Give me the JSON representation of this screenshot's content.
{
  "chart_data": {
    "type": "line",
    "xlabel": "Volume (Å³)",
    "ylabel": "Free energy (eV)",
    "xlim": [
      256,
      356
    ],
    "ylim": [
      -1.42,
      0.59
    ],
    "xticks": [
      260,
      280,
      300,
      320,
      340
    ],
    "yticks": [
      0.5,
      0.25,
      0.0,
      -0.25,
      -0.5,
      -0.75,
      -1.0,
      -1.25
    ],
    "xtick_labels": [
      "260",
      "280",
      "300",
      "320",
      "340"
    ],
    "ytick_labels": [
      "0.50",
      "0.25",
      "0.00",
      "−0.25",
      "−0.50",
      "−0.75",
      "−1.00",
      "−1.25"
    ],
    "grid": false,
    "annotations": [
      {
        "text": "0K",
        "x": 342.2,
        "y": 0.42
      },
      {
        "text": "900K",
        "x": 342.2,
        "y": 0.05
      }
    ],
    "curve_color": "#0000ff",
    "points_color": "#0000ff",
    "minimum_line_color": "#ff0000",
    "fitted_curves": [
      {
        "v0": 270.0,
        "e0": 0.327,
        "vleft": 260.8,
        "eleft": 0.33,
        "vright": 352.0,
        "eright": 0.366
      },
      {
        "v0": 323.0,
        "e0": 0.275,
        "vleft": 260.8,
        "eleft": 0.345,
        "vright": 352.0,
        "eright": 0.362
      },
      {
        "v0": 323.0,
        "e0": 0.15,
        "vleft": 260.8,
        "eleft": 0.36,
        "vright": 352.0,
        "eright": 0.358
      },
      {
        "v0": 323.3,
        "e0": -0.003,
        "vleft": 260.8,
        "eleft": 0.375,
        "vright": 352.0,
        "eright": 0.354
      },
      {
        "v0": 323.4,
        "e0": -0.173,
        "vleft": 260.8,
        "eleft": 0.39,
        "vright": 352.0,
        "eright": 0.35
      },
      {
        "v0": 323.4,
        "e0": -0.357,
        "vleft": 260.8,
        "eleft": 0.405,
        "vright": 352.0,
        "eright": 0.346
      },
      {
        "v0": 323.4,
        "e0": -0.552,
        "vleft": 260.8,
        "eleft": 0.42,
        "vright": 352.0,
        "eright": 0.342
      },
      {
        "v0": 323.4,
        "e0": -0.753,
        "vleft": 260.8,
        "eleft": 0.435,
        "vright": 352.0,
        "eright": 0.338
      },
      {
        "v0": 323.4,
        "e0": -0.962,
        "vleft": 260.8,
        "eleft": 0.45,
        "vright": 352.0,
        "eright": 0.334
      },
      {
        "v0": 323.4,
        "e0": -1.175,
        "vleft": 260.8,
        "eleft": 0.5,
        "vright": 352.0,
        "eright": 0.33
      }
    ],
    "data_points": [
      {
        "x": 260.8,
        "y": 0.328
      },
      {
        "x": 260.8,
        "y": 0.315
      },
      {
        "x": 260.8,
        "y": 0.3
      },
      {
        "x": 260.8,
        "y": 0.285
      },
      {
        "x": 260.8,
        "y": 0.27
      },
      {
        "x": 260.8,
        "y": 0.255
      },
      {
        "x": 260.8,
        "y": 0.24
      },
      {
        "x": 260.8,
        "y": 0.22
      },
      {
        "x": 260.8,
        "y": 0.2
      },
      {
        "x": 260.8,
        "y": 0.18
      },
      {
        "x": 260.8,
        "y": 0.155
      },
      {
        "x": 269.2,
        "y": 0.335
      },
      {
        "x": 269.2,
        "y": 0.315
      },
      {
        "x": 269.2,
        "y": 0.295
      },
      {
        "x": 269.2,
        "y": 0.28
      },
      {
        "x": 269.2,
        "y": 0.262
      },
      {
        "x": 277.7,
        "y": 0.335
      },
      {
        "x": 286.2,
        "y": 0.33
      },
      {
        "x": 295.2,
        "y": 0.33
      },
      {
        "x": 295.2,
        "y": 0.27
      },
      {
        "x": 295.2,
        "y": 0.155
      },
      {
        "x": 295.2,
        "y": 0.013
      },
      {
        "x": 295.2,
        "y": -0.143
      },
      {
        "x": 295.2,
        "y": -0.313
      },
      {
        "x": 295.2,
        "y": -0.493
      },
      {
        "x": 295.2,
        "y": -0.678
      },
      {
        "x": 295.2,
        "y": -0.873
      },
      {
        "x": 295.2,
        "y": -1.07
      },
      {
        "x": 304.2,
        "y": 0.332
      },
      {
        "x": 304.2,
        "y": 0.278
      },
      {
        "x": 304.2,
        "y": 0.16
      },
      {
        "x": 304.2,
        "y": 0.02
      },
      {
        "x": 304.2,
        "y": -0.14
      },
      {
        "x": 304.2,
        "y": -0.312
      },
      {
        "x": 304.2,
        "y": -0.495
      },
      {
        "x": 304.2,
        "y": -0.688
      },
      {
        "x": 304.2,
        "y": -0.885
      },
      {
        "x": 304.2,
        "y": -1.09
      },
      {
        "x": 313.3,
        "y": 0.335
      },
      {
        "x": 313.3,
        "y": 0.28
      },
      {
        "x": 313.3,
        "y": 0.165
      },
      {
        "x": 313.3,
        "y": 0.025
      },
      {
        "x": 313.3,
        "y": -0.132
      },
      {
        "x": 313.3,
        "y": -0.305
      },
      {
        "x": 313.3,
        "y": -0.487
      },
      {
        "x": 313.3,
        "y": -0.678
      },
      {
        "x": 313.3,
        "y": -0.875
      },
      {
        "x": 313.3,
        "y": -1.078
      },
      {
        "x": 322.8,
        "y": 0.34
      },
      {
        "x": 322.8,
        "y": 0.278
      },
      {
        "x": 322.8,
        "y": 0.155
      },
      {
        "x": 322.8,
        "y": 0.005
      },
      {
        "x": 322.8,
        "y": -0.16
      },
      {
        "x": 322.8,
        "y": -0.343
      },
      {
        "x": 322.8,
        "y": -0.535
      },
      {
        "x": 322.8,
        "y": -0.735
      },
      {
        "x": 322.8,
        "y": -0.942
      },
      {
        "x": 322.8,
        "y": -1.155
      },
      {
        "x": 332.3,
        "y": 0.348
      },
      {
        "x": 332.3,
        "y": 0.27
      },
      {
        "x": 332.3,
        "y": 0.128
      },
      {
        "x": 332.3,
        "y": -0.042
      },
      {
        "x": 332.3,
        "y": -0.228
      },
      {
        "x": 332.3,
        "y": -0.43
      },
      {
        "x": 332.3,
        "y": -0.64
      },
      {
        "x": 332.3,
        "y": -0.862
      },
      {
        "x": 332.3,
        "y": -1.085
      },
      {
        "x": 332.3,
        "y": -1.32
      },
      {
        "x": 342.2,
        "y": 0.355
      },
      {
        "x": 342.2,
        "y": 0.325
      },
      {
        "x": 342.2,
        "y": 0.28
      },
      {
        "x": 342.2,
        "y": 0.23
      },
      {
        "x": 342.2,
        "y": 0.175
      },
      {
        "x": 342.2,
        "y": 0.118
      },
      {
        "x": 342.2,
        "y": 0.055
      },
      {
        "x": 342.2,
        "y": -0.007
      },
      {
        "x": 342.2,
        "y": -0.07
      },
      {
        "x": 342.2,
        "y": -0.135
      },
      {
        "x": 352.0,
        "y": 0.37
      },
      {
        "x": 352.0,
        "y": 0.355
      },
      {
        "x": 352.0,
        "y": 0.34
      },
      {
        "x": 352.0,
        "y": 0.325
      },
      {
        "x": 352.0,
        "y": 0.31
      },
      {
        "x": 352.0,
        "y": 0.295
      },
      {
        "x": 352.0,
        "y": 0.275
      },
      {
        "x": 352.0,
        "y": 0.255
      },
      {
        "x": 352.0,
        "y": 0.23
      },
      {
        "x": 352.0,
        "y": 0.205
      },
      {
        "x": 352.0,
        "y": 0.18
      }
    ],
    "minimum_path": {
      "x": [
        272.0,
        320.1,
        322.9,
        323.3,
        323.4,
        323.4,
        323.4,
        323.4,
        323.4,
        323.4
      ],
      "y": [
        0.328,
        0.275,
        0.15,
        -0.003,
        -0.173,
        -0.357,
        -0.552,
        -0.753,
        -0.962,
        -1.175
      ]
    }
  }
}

= = =

Which lines of the material contain the string "eright"? List each of them.

        "eright": 0.366
        "eright": 0.362
        "eright": 0.358
        "eright": 0.354
        "eright": 0.35
        "eright": 0.346
        "eright": 0.342
        "eright": 0.338
        "eright": 0.334
        "eright": 0.33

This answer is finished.